--- Begin Extracted entries ---
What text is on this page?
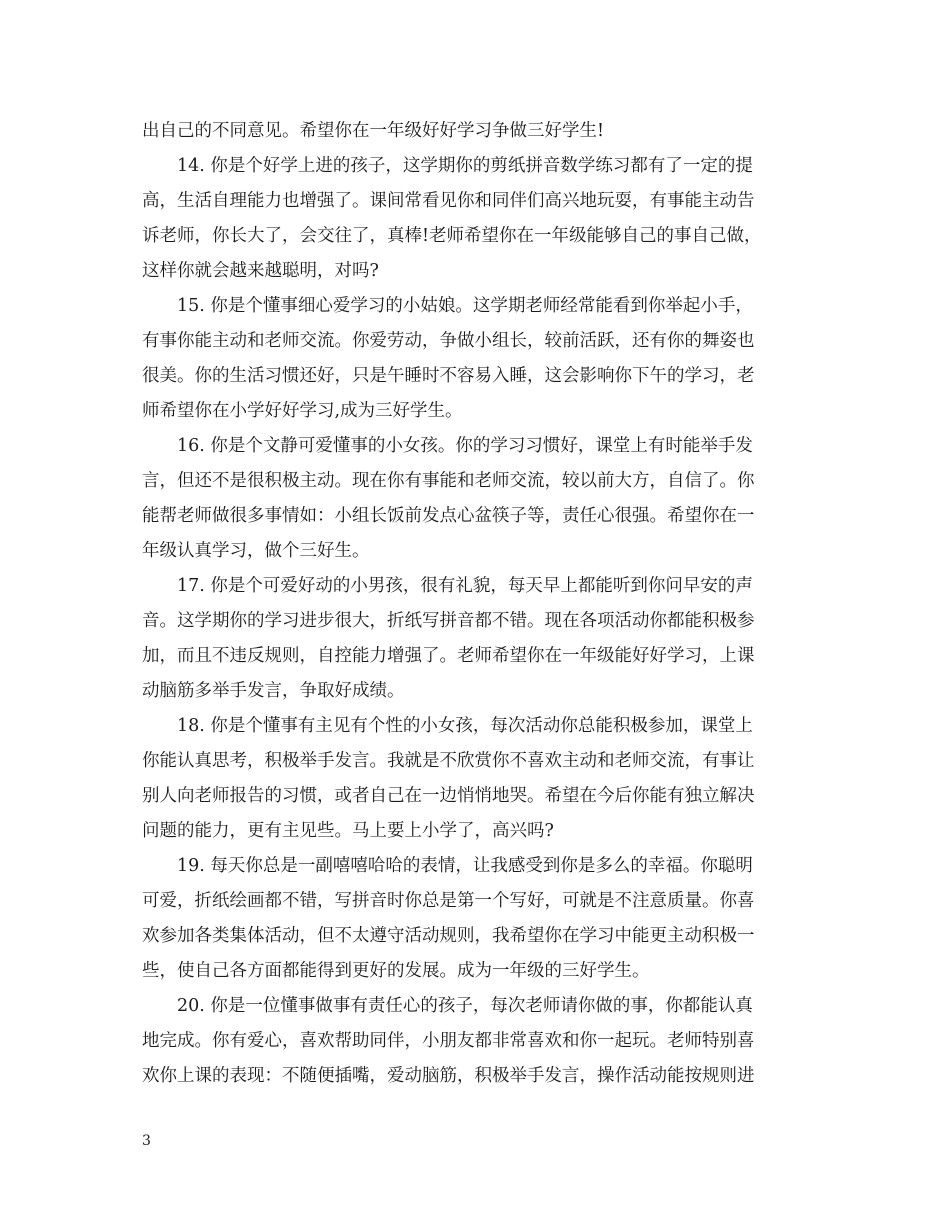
出自己的不同意见。希望你在一年级好好学习争做三好学生!
14. 你是个好学上进的孩子，这学期你的剪纸拼音数学练习都有了一定的提
高，生活自理能力也增强了。课间常看见你和同伴们高兴地玩耍，有事能主动告
诉老师，你长大了，会交往了，真棒!老师希望你在一年级能够自己的事自己做，
这样你就会越来越聪明，对吗?
15. 你是个懂事细心爱学习的小姑娘。这学期老师经常能看到你举起小手，
有事你能主动和老师交流。你爱劳动，争做小组长，较前活跃，还有你的舞姿也
很美。你的生活习惯还好，只是午睡时不容易入睡，这会影响你下午的学习，老
师希望你在小学好好学习,成为三好学生。
16. 你是个文静可爱懂事的小女孩。你的学习习惯好，课堂上有时能举手发
言，但还不是很积极主动。现在你有事能和老师交流，较以前大方，自信了。你
能帮老师做很多事情如：小组长饭前发点心盆筷子等，责任心很强。希望你在一
年级认真学习，做个三好生。
17. 你是个可爱好动的小男孩，很有礼貌，每天早上都能听到你问早安的声
音。这学期你的学习进步很大，折纸写拼音都不错。现在各项活动你都能积极参
加，而且不违反规则，自控能力增强了。老师希望你在一年级能好好学习，上课
动脑筋多举手发言，争取好成绩。
18. 你是个懂事有主见有个性的小女孩，每次活动你总能积极参加，课堂上
你能认真思考，积极举手发言。我就是不欣赏你不喜欢主动和老师交流，有事让
别人向老师报告的习惯，或者自己在一边悄悄地哭。希望在今后你能有独立解决
问题的能力，更有主见些。马上要上小学了，高兴吗?
19. 每天你总是一副嘻嘻哈哈的表情，让我感受到你是多么的幸福。你聪明
可爱，折纸绘画都不错，写拼音时你总是第一个写好，可就是不注意质量。你喜
欢参加各类集体活动，但不太遵守活动规则，我希望你在学习中能更主动积极一
些，使自己各方面都能得到更好的发展。成为一年级的三好学生。
20. 你是一位懂事做事有责任心的孩子，每次老师请你做的事，你都能认真
地完成。你有爱心，喜欢帮助同伴，小朋友都非常喜欢和你一起玩。老师特别喜
欢你上课的表现：不随便插嘴，爱动脑筋，积极举手发言，操作活动能按规则进
3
--- End Extracted entries ---
● Task brief:
Transcribe every record above exactly as written, leaving out any pictures.

● Task response:
What text is on this page?
出自己的不同意见。希望你在一年级好好学习争做三好学生!
14. 你是个好学上进的孩子，这学期你的剪纸拼音数学练习都有了一定的提
高，生活自理能力也增强了。课间常看见你和同伴们高兴地玩耍，有事能主动告
诉老师，你长大了，会交往了，真棒!老师希望你在一年级能够自己的事自己做，
这样你就会越来越聪明，对吗?
15. 你是个懂事细心爱学习的小姑娘。这学期老师经常能看到你举起小手，
有事你能主动和老师交流。你爱劳动，争做小组长，较前活跃，还有你的舞姿也
很美。你的生活习惯还好，只是午睡时不容易入睡，这会影响你下午的学习，老
师希望你在小学好好学习,成为三好学生。
16. 你是个文静可爱懂事的小女孩。你的学习习惯好，课堂上有时能举手发
言，但还不是很积极主动。现在你有事能和老师交流，较以前大方，自信了。你
能帮老师做很多事情如：小组长饭前发点心盆筷子等，责任心很强。希望你在一
年级认真学习，做个三好生。
17. 你是个可爱好动的小男孩，很有礼貌，每天早上都能听到你问早安的声
音。这学期你的学习进步很大，折纸写拼音都不错。现在各项活动你都能积极参
加，而且不违反规则，自控能力增强了。老师希望你在一年级能好好学习，上课
动脑筋多举手发言，争取好成绩。
18. 你是个懂事有主见有个性的小女孩，每次活动你总能积极参加，课堂上
你能认真思考，积极举手发言。我就是不欣赏你不喜欢主动和老师交流，有事让
别人向老师报告的习惯，或者自己在一边悄悄地哭。希望在今后你能有独立解决
问题的能力，更有主见些。马上要上小学了，高兴吗?
19. 每天你总是一副嘻嘻哈哈的表情，让我感受到你是多么的幸福。你聪明
可爱，折纸绘画都不错，写拼音时你总是第一个写好，可就是不注意质量。你喜
欢参加各类集体活动，但不太遵守活动规则，我希望你在学习中能更主动积极一
些，使自己各方面都能得到更好的发展。成为一年级的三好学生。
20. 你是一位懂事做事有责任心的孩子，每次老师请你做的事，你都能认真
地完成。你有爱心，喜欢帮助同伴，小朋友都非常喜欢和你一起玩。老师特别喜
欢你上课的表现：不随便插嘴，爱动脑筋，积极举手发言，操作活动能按规则进
3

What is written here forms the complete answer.